Stored data
-------------------------
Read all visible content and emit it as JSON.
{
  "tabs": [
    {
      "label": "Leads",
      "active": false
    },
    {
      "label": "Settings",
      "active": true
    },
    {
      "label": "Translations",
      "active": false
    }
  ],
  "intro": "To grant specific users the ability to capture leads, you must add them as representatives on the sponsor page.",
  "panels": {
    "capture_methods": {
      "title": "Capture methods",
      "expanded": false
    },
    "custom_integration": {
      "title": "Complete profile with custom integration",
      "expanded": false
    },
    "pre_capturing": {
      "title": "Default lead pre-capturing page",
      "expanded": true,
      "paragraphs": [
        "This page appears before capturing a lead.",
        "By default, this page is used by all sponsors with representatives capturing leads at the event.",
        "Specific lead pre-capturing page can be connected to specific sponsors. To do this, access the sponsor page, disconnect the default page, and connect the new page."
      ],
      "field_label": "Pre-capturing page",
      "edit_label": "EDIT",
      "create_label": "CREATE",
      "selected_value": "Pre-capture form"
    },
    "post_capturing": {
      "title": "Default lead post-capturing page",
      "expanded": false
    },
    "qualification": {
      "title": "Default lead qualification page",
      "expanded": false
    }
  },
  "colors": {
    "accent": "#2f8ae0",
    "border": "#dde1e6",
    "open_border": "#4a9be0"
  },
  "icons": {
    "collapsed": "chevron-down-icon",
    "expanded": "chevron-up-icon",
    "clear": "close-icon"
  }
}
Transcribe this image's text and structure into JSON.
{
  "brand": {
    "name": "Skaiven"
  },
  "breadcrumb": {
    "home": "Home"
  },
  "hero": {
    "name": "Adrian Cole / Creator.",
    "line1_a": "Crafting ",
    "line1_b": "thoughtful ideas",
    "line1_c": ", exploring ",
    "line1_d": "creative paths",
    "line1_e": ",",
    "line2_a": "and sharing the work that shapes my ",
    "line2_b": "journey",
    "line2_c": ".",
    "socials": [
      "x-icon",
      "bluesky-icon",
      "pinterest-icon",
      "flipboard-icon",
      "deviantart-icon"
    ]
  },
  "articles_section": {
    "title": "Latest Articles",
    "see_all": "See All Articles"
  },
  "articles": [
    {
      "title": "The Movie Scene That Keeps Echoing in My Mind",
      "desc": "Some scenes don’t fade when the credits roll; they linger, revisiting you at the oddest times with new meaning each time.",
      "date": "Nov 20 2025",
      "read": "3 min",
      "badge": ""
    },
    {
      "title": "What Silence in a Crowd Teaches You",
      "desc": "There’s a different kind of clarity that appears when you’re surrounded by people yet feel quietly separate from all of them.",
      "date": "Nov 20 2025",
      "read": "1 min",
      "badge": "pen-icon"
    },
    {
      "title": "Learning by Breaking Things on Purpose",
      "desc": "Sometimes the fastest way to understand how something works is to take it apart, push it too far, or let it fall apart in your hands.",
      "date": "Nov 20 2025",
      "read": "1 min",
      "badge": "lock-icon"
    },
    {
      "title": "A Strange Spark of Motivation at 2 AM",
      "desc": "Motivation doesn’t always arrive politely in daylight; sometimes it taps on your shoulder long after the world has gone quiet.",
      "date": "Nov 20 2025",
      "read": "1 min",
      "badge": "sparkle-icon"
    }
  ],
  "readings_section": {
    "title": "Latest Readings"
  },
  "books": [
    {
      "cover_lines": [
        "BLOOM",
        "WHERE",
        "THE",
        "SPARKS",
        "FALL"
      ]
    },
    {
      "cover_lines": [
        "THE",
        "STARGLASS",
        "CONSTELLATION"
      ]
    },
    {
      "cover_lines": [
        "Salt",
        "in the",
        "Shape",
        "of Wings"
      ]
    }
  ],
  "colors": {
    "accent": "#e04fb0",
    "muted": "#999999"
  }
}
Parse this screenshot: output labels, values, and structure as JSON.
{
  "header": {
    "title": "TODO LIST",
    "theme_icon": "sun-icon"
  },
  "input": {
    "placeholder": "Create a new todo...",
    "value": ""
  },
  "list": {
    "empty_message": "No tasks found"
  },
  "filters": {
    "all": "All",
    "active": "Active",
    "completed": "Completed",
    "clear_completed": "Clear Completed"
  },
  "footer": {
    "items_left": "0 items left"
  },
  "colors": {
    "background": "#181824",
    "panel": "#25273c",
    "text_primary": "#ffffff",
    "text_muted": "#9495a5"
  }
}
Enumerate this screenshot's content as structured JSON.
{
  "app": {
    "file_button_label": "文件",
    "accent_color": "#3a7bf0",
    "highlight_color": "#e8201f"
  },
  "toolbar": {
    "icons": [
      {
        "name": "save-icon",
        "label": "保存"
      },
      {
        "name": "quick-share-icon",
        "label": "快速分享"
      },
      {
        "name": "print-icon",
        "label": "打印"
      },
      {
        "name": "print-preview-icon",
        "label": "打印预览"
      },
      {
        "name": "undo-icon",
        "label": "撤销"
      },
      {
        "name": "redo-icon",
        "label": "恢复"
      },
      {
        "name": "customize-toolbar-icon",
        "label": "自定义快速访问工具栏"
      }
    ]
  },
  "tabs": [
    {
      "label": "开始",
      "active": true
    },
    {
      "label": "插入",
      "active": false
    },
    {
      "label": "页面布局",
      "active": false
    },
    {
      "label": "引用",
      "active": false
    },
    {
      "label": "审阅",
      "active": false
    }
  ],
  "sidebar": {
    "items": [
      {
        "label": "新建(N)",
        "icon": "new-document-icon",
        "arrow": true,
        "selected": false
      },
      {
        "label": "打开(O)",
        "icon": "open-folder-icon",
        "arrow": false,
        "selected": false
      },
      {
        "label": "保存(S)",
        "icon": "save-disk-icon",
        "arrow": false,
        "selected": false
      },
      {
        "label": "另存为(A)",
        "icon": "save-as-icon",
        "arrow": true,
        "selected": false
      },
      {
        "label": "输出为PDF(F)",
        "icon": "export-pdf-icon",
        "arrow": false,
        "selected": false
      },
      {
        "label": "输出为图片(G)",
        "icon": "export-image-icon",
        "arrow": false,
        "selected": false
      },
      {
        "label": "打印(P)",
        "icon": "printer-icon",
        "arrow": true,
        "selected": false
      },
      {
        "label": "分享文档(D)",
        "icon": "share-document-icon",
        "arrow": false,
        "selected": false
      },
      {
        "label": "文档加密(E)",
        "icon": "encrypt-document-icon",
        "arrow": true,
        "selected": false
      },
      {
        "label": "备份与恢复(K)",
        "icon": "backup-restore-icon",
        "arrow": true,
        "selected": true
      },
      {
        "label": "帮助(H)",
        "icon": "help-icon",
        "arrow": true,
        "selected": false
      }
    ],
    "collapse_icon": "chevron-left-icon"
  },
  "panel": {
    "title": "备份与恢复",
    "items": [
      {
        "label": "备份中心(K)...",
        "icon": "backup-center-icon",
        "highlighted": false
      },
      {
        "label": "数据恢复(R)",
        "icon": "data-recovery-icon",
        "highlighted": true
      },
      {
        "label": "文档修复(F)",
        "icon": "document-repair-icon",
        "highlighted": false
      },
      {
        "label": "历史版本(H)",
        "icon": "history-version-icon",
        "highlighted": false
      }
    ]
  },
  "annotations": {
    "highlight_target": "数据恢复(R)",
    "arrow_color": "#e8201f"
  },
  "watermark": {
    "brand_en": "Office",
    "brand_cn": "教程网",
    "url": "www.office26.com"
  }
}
-------------------------
PROBLEM REQUIREMENTS:
Search the records for the string "your" and return every line in which it occurs.

ANSWER TO THIS TASK:
      "desc": "Sometimes the fastest way to understand how something works is to take it apart, push it too far, or let it fall apart in your hands.",
      "desc": "Motivation doesn’t always arrive politely in daylight; sometimes it taps on your shoulder long after the world has gone quiet.",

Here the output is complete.